[Element and region data]
^^^^^^^^

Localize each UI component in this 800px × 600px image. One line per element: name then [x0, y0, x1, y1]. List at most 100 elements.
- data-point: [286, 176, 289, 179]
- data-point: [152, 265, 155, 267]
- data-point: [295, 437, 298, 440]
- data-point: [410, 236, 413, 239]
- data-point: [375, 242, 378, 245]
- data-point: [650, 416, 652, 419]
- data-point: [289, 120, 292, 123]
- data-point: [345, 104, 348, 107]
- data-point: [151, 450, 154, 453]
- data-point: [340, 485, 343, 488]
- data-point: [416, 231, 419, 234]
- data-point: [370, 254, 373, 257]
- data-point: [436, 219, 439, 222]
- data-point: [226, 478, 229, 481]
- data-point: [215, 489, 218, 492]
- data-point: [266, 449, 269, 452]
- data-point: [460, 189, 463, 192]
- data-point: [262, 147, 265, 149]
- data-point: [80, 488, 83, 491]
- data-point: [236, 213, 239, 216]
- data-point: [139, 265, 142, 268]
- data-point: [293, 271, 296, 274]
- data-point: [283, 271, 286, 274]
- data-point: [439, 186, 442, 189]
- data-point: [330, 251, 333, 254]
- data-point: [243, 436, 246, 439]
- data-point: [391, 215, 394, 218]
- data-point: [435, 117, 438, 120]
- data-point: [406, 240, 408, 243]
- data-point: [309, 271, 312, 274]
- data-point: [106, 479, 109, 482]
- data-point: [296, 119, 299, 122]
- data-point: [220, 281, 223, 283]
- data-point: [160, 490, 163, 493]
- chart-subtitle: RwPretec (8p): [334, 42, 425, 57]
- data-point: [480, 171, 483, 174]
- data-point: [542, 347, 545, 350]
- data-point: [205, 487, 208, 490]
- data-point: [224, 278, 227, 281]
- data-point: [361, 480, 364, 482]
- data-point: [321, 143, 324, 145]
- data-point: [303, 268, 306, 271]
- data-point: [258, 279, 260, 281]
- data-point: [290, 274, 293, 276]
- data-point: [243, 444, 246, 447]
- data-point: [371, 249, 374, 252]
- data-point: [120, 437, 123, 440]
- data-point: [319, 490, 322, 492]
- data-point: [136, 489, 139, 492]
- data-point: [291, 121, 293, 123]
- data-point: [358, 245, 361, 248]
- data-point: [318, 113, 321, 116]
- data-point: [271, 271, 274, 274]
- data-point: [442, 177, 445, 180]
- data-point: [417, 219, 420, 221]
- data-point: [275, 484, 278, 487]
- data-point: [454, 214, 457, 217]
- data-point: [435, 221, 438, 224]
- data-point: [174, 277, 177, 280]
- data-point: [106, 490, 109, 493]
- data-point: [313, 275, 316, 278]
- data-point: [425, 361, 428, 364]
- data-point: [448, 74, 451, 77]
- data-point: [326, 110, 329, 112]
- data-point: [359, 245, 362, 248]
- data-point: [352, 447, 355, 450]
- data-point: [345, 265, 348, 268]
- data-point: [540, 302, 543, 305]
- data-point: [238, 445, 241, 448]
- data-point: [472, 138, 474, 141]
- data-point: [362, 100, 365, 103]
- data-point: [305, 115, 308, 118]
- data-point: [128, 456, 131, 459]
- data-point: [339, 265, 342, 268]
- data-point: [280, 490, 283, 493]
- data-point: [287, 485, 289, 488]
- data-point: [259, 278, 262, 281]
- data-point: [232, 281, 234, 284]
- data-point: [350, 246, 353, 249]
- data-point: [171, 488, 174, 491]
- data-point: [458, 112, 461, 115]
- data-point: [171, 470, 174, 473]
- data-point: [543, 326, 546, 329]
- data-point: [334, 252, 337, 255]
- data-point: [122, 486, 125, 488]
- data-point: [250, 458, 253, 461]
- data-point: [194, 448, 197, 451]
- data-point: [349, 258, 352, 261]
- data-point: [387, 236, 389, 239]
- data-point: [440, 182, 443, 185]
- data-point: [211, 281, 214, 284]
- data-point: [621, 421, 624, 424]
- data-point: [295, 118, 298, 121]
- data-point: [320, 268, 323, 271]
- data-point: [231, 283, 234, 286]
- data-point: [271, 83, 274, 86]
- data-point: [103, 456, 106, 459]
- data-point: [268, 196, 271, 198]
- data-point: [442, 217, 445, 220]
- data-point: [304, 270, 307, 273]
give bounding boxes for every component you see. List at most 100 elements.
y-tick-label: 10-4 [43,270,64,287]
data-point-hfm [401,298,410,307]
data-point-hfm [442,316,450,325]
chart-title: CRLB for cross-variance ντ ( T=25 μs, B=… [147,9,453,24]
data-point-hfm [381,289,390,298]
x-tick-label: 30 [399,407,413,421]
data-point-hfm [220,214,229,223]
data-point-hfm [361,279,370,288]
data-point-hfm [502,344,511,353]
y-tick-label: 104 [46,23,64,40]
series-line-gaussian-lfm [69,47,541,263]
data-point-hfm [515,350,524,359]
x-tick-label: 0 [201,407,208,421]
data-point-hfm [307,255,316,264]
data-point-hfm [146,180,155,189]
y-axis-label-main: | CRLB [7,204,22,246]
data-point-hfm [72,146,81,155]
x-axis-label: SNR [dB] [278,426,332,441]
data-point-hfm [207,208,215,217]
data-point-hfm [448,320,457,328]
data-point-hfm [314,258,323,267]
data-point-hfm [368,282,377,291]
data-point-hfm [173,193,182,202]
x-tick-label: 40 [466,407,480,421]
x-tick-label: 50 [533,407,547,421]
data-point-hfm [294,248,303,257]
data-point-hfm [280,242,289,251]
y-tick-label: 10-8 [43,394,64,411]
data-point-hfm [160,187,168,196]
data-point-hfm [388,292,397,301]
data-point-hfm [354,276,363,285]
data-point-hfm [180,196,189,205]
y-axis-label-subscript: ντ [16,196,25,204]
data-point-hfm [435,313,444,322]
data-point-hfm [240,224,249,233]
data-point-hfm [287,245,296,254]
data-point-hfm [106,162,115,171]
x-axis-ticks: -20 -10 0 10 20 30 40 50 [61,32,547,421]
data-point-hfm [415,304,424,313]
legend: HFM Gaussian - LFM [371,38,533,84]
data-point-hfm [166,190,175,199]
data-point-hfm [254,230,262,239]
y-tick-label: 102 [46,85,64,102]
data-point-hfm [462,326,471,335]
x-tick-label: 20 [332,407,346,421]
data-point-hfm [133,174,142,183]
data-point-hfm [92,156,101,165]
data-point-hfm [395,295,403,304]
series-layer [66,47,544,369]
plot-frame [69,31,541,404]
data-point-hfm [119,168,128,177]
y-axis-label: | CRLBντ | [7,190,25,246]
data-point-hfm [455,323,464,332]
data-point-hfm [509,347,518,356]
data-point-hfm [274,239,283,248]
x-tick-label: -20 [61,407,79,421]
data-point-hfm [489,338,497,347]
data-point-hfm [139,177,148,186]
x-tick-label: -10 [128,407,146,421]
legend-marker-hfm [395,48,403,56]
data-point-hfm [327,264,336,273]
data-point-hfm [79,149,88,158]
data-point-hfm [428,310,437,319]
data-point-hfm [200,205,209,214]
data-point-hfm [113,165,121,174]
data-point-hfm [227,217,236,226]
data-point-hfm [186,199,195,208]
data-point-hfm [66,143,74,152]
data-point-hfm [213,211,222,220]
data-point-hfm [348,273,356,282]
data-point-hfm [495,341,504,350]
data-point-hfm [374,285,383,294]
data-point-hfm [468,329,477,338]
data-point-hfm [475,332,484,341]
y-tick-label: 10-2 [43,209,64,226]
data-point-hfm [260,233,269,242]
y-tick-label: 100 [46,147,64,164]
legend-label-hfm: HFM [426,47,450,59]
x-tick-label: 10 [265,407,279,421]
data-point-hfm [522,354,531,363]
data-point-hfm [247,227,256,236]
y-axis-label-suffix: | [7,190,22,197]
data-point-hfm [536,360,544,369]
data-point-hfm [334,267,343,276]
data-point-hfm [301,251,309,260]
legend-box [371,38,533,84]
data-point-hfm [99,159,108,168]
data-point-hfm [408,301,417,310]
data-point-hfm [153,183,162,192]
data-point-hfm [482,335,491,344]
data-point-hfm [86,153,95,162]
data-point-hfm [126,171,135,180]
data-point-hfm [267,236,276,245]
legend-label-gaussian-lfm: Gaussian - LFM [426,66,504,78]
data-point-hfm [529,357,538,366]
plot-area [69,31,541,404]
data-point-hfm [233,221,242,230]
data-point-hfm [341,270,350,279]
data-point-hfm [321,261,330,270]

^^^^^^^^

■ The request:
Could you rewrite the lines from the first one through the line containing "- data-point: [289, 120, 292, 123]", renaming "data-point" to "marker" and keeping everything else unchanged?

■ Worked answer:
Localize each UI component in this 800px × 600px image. One line per element: name then [x0, y0, x1, y1]. List at most 100 elements.
- marker: [286, 176, 289, 179]
- marker: [152, 265, 155, 267]
- marker: [295, 437, 298, 440]
- marker: [410, 236, 413, 239]
- marker: [375, 242, 378, 245]
- marker: [650, 416, 652, 419]
- marker: [289, 120, 292, 123]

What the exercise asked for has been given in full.